» **Goal of the exercise**:
Say how many lines in the records include the string "from", adding no other words.

» **Records for the task**:

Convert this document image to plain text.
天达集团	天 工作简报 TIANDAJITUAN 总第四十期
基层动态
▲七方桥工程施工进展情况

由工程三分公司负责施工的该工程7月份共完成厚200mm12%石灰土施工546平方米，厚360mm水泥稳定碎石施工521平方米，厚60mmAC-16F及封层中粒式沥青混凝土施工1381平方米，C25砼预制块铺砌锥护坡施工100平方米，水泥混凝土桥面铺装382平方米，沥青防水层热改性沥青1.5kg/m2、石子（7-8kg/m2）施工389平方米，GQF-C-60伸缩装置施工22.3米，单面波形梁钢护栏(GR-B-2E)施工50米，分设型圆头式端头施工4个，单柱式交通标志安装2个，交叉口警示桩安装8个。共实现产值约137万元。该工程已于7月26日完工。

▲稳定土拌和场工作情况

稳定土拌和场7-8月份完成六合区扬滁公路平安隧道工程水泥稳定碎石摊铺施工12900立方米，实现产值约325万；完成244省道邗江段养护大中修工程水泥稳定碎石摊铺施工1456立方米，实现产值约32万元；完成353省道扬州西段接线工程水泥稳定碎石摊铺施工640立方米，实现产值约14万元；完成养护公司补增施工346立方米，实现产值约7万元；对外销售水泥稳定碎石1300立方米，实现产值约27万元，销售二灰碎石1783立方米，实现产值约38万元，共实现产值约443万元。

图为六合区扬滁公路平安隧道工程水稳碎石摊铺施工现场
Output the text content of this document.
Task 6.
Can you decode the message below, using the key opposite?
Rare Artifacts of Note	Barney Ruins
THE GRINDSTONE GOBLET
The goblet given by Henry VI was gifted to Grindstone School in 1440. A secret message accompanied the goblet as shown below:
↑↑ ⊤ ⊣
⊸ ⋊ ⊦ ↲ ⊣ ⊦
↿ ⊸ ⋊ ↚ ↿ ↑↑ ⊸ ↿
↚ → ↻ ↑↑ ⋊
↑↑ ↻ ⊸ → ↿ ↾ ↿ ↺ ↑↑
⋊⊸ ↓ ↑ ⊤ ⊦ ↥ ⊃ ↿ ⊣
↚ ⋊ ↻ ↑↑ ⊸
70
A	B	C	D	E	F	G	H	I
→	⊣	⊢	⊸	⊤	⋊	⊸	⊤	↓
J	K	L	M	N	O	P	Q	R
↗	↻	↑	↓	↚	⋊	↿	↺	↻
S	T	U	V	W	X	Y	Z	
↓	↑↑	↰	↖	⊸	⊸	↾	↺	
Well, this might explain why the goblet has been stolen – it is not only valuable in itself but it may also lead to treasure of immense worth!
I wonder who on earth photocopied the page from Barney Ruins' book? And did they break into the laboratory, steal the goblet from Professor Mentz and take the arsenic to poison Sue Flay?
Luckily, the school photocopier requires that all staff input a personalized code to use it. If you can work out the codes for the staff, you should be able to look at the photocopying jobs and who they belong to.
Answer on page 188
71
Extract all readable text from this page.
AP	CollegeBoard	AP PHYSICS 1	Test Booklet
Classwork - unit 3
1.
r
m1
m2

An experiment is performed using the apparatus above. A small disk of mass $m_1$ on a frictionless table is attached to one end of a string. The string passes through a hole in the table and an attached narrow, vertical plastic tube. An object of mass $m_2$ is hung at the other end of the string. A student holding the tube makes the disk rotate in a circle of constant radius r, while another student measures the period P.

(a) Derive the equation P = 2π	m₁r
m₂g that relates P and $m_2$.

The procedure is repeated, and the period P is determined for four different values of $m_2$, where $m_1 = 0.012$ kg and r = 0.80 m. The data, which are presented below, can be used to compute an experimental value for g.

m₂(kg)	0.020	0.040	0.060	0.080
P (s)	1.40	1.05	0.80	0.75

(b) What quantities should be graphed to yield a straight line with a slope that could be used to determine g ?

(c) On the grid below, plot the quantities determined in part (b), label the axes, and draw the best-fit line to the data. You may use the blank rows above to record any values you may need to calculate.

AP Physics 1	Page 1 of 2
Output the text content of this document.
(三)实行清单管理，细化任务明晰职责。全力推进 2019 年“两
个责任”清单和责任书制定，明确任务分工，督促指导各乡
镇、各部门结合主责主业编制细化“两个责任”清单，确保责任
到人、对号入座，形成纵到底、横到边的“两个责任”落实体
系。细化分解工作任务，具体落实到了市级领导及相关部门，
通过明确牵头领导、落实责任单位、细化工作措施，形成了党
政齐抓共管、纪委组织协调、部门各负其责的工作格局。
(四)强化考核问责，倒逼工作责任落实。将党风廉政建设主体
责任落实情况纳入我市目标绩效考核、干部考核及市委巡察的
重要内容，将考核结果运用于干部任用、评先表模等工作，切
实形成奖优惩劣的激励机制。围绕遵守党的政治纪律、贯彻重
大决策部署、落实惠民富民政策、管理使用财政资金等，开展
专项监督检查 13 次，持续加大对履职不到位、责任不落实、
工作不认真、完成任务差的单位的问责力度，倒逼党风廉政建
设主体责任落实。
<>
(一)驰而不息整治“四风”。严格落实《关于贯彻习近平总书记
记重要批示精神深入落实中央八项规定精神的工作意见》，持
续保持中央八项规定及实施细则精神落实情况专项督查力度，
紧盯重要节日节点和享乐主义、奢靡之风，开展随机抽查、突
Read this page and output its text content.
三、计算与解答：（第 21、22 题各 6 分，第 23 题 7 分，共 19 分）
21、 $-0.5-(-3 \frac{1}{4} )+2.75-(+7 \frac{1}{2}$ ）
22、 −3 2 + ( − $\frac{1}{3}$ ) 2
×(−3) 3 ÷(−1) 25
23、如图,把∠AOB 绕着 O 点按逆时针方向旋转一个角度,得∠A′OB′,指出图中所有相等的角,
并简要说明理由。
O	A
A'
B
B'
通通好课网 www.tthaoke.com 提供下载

» **Exercise response**:
2